[Data items]
* Start *

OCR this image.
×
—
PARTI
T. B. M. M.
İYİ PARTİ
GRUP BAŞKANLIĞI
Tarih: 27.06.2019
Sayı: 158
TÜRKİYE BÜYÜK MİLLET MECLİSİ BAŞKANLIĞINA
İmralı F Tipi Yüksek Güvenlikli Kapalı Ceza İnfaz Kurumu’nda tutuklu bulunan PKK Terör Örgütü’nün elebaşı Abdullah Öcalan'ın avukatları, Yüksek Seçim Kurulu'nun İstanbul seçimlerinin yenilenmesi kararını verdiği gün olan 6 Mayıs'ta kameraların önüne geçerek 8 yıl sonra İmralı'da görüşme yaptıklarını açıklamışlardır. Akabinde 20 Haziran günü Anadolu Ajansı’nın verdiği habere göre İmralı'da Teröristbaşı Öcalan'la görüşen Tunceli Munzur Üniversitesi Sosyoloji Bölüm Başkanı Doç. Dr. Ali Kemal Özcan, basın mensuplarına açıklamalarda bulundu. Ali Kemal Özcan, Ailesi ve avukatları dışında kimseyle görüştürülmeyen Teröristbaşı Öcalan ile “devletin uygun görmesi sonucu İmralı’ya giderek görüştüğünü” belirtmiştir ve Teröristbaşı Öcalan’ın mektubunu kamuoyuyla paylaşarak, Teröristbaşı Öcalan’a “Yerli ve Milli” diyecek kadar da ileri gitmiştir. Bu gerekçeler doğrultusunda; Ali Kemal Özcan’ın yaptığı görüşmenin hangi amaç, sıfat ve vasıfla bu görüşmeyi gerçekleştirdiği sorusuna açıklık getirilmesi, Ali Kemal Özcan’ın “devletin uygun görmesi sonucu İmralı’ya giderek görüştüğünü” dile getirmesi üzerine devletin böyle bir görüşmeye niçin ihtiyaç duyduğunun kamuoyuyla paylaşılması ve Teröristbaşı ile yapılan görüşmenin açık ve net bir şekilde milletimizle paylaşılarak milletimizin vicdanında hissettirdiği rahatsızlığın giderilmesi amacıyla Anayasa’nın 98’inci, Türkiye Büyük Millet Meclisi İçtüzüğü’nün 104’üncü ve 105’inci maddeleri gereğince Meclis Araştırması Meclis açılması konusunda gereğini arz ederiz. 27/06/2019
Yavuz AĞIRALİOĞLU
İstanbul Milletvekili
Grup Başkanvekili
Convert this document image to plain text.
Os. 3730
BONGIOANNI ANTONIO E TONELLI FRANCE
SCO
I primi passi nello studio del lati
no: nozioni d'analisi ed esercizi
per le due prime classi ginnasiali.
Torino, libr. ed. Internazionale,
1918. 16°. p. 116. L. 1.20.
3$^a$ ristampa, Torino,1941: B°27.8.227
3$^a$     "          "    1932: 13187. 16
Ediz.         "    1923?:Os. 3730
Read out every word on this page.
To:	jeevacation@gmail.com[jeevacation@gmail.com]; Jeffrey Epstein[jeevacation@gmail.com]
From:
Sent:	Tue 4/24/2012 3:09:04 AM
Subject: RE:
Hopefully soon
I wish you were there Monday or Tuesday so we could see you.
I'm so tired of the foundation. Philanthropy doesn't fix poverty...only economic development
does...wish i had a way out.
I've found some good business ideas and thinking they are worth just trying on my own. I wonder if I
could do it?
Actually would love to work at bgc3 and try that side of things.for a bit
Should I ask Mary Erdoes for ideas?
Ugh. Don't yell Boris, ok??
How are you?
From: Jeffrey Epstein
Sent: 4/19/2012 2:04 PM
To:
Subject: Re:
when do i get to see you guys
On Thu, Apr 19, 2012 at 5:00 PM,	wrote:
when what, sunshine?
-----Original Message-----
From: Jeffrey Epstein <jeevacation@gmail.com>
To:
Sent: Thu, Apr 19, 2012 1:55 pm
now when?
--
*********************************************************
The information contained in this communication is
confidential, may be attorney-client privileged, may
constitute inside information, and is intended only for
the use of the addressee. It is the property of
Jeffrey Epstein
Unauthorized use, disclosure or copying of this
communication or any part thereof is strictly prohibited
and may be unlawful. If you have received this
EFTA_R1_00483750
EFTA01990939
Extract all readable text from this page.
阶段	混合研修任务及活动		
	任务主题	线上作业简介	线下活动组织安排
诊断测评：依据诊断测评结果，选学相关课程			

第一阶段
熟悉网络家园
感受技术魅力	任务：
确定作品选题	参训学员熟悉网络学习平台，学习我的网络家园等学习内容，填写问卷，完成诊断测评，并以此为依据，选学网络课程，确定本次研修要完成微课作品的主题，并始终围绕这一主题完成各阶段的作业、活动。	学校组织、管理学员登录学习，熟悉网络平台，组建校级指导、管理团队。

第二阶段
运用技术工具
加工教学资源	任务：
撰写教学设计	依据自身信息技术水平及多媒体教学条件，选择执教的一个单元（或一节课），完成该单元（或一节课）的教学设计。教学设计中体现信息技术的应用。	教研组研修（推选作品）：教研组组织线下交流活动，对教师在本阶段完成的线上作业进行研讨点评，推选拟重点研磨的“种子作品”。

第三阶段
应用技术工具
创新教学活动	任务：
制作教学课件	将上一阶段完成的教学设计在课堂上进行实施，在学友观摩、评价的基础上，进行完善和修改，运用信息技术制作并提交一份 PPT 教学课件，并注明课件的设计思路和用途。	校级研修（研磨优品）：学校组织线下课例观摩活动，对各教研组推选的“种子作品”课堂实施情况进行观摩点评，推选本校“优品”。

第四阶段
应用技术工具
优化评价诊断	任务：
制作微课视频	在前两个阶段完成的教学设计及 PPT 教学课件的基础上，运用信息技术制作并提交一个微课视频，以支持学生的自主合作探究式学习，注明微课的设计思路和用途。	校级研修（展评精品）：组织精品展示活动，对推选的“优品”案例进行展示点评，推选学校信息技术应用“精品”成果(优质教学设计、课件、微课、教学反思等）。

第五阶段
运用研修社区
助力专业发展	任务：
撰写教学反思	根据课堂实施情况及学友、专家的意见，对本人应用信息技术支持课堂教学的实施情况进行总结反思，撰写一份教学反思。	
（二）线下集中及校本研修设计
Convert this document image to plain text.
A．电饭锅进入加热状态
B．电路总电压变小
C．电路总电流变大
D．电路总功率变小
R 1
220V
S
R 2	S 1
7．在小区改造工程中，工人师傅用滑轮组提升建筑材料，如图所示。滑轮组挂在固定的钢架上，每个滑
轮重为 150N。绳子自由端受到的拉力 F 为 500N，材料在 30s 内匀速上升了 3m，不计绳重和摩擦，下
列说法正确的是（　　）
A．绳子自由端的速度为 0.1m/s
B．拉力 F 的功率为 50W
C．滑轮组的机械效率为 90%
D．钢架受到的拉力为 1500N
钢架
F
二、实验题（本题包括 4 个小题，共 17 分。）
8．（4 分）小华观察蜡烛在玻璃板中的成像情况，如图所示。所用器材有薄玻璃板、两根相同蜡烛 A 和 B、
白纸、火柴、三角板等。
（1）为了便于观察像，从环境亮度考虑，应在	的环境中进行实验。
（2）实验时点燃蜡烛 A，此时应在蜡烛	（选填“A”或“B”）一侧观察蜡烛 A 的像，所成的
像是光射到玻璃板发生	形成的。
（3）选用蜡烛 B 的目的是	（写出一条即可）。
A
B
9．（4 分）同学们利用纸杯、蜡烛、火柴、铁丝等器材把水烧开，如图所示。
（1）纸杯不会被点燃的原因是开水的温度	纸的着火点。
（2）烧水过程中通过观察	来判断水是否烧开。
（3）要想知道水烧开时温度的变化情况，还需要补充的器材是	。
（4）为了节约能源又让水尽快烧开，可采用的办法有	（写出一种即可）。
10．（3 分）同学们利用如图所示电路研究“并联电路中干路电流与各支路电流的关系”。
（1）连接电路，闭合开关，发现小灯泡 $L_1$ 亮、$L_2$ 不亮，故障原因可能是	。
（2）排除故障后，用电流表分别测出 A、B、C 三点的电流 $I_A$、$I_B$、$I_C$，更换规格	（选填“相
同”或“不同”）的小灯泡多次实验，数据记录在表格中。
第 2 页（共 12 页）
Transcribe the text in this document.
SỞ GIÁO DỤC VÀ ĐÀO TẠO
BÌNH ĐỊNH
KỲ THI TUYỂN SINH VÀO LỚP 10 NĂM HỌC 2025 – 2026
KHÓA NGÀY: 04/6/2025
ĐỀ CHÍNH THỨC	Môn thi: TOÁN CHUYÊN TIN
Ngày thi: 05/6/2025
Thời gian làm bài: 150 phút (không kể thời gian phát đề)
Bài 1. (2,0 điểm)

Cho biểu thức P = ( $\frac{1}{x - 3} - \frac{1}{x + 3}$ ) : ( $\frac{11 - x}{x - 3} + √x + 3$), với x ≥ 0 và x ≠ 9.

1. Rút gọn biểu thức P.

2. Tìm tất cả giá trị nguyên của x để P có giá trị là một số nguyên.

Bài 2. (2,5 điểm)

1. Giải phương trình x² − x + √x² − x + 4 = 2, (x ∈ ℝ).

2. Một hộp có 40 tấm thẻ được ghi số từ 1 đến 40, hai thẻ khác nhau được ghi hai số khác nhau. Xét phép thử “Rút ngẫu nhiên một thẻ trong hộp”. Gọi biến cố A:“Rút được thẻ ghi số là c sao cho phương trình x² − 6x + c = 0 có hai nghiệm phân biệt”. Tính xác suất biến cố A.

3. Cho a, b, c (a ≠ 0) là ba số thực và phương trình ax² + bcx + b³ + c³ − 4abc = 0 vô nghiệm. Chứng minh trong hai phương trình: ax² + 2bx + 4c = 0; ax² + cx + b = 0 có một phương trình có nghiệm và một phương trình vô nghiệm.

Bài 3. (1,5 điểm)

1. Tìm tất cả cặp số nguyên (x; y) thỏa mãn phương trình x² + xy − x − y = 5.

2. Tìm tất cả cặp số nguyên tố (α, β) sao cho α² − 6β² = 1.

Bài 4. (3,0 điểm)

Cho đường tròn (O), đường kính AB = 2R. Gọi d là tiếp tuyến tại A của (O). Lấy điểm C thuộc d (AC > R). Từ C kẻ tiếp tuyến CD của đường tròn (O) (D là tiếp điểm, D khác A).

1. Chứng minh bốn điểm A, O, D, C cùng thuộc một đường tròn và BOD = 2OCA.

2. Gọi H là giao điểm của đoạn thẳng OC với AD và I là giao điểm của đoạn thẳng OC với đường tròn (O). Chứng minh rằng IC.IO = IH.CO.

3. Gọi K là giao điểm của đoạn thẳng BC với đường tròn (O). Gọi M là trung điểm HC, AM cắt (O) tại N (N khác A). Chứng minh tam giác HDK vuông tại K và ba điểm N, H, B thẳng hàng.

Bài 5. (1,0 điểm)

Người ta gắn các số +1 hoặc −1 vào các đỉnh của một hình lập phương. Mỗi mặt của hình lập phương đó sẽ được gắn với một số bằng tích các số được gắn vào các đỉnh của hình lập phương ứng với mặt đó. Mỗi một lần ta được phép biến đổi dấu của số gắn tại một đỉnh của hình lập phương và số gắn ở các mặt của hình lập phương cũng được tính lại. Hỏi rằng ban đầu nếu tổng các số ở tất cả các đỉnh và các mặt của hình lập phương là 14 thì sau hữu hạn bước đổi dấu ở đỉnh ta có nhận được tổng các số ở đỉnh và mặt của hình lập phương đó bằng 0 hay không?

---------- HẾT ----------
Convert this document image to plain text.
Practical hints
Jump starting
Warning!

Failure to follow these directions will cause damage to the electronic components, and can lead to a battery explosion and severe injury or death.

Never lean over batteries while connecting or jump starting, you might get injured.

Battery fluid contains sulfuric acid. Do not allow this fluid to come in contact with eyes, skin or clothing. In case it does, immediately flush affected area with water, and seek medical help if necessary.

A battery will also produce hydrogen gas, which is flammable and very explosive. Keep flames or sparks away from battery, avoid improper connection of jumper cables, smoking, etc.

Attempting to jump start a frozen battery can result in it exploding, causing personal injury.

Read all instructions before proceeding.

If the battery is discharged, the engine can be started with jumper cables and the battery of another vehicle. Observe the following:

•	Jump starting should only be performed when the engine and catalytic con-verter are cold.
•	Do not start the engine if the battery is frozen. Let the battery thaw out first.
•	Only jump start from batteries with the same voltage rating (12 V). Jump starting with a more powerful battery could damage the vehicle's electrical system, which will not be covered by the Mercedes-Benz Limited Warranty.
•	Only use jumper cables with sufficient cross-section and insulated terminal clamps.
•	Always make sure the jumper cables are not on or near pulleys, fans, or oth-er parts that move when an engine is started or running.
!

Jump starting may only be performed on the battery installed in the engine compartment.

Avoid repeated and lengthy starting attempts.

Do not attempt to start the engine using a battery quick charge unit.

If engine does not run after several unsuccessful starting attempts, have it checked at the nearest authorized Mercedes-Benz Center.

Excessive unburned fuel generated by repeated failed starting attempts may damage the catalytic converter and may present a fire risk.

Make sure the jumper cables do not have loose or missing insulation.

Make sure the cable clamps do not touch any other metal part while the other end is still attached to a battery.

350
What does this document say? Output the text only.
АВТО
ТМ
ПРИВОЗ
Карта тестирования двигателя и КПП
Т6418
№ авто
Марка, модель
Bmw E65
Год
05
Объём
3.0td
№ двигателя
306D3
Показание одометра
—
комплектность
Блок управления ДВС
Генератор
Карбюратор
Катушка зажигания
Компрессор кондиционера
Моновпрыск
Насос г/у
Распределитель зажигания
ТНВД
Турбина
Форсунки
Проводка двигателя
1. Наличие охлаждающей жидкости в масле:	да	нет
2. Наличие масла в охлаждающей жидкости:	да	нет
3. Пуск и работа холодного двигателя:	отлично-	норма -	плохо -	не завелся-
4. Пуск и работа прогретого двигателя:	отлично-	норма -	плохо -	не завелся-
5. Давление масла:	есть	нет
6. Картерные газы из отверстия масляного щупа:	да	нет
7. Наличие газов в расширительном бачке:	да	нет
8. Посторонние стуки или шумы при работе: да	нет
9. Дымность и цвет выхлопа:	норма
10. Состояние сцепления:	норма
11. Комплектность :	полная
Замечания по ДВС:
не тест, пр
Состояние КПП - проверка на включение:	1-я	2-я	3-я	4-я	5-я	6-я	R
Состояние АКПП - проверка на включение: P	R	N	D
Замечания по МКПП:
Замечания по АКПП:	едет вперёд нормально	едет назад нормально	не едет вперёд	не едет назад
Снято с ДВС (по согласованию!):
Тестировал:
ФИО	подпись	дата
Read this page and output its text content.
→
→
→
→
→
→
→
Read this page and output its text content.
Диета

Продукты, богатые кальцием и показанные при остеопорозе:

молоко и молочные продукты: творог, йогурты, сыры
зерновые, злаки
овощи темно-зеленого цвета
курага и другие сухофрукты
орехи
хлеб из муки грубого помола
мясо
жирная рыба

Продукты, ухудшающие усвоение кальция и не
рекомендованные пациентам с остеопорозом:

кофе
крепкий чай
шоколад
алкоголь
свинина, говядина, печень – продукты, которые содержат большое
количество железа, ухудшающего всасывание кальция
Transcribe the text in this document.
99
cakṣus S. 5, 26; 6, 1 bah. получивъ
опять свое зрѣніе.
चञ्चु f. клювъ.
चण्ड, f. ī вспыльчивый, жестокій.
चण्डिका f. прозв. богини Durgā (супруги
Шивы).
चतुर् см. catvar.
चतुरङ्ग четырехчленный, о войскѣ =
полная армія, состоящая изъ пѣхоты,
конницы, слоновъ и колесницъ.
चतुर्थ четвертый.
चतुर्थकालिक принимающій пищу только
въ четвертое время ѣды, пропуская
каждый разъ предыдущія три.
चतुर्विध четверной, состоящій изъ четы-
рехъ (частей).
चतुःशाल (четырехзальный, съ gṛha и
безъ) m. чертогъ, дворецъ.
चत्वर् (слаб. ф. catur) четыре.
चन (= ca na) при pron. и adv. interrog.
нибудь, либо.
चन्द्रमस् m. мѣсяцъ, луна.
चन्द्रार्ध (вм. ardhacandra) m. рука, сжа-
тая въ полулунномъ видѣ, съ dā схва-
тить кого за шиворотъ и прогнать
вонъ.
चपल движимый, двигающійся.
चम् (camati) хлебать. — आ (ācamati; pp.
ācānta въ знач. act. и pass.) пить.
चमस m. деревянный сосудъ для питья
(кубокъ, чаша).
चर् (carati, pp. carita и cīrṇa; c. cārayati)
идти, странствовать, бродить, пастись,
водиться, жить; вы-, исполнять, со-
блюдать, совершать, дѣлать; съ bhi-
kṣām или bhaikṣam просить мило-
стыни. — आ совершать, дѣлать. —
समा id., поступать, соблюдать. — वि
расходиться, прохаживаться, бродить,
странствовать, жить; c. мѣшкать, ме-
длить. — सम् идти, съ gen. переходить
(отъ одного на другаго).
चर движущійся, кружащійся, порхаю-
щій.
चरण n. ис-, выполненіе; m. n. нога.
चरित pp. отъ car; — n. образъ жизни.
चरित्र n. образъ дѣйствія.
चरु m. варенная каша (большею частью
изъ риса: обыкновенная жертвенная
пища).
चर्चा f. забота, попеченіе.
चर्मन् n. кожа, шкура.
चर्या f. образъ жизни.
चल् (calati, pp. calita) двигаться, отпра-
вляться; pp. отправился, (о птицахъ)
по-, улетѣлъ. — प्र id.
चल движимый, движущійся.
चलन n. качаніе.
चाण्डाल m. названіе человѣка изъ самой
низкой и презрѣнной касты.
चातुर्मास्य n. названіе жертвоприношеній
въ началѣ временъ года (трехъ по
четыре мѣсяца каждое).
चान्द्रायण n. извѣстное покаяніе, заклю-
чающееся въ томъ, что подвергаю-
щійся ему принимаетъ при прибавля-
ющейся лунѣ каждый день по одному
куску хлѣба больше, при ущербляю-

* End *

Request: Gather every line from the listing above in which "种子作品" appears, and copy those lines.

Response for this exercise:
撰写教学设计	依据自身信息技术水平及多媒体教学条件，选择执教的一个单元（或一节课），完成该单元（或一节课）的教学设计。教学设计中体现信息技术的应用。	教研组研修（推选作品）：教研组组织线下交流活动，对教师在本阶段完成的线上作业进行研讨点评，推选拟重点研磨的“种子作品”。
制作教学课件	将上一阶段完成的教学设计在课堂上进行实施，在学友观摩、评价的基础上，进行完善和修改，运用信息技术制作并提交一份 PPT 教学课件，并注明课件的设计思路和用途。	校级研修（研磨优品）：学校组织线下课例观摩活动，对各教研组推选的“种子作品”课堂实施情况进行观摩点评，推选本校“优品”。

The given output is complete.